[SOURCE RECORDS start]
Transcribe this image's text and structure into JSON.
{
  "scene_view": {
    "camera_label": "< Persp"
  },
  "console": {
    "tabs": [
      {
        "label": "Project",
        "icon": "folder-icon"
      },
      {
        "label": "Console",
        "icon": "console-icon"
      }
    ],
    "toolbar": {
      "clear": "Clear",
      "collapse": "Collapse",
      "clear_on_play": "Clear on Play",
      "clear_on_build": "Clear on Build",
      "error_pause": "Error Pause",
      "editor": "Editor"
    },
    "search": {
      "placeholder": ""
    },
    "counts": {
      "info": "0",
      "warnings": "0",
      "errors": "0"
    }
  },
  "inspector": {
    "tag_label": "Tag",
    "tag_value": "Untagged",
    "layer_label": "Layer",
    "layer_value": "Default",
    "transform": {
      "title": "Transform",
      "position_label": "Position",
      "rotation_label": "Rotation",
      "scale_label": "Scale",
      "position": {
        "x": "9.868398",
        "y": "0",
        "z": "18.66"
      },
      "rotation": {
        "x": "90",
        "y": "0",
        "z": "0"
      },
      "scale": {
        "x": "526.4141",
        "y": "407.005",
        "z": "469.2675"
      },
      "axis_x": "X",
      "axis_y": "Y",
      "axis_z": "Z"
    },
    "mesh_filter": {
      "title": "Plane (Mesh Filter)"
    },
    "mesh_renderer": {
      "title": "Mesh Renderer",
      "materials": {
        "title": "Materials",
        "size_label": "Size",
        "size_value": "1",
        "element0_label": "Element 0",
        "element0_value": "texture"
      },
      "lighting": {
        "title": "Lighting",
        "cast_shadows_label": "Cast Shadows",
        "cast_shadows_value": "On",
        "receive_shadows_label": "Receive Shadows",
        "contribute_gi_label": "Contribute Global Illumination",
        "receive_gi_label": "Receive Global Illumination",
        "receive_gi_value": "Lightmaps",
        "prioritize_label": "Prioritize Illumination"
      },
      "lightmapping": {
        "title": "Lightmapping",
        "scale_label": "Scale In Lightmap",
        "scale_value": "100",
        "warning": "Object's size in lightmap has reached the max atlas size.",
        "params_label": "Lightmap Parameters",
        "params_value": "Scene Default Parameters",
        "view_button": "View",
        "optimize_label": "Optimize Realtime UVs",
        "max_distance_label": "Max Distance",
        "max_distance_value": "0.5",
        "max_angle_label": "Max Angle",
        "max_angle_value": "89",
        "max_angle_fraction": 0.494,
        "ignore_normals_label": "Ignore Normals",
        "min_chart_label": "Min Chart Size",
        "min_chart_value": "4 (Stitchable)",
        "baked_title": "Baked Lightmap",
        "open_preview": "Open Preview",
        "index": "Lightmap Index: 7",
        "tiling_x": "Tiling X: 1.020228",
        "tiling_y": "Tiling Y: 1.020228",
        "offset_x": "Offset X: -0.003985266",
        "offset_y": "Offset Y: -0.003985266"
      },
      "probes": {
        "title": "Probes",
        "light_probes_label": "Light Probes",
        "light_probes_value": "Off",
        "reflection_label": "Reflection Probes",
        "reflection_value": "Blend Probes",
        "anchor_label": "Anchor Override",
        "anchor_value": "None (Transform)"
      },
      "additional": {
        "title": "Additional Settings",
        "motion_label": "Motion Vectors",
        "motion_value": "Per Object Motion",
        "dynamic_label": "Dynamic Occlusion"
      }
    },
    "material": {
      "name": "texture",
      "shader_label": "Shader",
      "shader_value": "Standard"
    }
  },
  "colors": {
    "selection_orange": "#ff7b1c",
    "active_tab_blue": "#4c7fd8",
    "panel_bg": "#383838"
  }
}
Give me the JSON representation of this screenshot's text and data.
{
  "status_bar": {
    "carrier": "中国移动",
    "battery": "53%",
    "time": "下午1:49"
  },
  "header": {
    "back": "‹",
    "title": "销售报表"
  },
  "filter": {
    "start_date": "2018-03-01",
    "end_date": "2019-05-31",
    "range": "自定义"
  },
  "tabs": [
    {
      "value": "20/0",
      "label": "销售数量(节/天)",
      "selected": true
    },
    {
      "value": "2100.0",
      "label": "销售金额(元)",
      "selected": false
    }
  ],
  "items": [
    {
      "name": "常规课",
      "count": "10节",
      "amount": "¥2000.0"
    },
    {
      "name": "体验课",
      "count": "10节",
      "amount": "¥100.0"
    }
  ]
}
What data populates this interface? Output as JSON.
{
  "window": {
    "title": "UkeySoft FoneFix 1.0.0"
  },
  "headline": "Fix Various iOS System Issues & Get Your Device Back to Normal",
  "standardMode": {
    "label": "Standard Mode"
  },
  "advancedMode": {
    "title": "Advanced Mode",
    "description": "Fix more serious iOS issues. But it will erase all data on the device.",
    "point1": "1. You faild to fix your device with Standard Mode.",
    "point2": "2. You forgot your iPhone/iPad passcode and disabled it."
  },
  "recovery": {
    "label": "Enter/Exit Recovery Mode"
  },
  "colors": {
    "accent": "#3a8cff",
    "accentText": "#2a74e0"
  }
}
[SOURCE RECORDS end]
Copy every line that includes the string "Offset" from the material above.

        "offset_x": "Offset X: -0.003985266",
        "offset_y": "Offset Y: -0.003985266"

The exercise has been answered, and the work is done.